──────── Entries shown ────────
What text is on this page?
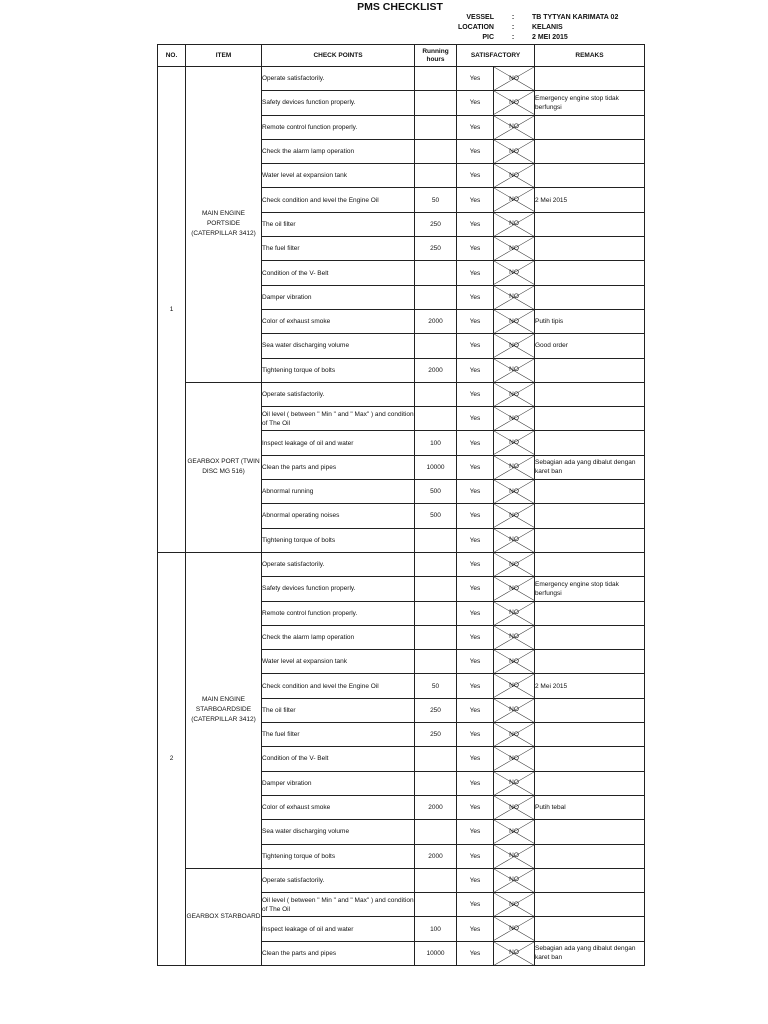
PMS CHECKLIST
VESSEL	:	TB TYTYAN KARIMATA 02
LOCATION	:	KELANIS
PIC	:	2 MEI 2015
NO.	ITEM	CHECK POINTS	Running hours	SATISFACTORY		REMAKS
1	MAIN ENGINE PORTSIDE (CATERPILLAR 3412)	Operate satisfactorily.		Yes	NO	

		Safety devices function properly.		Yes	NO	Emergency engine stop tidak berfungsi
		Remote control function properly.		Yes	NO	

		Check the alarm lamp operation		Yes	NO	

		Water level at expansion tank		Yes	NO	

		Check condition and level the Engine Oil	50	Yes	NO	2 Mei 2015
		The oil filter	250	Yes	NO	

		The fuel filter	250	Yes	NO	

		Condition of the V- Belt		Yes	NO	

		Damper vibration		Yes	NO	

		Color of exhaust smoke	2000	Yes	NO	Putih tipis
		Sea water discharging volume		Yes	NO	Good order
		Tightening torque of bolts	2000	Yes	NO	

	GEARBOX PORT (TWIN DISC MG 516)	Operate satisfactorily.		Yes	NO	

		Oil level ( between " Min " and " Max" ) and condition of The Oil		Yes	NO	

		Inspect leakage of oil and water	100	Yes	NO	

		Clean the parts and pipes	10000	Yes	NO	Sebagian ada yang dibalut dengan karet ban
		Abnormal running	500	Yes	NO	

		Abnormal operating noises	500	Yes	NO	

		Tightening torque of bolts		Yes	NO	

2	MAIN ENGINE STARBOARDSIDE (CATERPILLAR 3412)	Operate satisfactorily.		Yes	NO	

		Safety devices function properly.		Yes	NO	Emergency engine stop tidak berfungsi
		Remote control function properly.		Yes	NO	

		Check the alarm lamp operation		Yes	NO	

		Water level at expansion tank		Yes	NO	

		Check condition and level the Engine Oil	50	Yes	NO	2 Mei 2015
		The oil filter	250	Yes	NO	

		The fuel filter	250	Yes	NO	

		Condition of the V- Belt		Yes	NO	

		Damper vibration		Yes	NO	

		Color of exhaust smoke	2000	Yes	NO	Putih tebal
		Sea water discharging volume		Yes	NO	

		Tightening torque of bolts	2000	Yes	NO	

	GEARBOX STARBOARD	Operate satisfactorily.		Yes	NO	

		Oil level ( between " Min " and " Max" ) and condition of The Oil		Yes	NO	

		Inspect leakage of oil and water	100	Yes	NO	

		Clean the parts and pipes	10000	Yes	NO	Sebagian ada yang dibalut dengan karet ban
────────
──────── Entries shown ────────
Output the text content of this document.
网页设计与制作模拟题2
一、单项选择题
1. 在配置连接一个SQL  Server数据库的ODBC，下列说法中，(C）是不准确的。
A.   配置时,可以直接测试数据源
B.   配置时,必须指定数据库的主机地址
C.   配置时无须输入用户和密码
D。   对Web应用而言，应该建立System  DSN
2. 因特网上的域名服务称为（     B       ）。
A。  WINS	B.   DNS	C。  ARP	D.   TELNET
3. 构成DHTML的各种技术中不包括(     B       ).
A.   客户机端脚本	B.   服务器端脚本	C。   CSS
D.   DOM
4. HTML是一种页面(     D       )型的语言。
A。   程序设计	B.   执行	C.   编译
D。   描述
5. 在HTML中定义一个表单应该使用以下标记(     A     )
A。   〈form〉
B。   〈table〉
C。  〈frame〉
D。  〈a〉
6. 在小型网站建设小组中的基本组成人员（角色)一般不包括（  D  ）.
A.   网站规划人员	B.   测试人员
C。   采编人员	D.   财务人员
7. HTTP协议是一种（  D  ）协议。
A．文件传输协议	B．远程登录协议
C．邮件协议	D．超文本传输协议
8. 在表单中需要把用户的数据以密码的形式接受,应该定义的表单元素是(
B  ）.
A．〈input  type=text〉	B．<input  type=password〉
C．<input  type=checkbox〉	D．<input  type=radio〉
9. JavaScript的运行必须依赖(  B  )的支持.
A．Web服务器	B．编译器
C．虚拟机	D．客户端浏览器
────────
- What you need to do
Pull every line containing "MAIN" from the material above.

- Answer in full
1	MAIN ENGINE PORTSIDE (CATERPILLAR 3412)	Operate satisfactorily.		Yes	NO	
2	MAIN ENGINE STARBOARDSIDE (CATERPILLAR 3412)	Operate satisfactorily.		Yes	NO	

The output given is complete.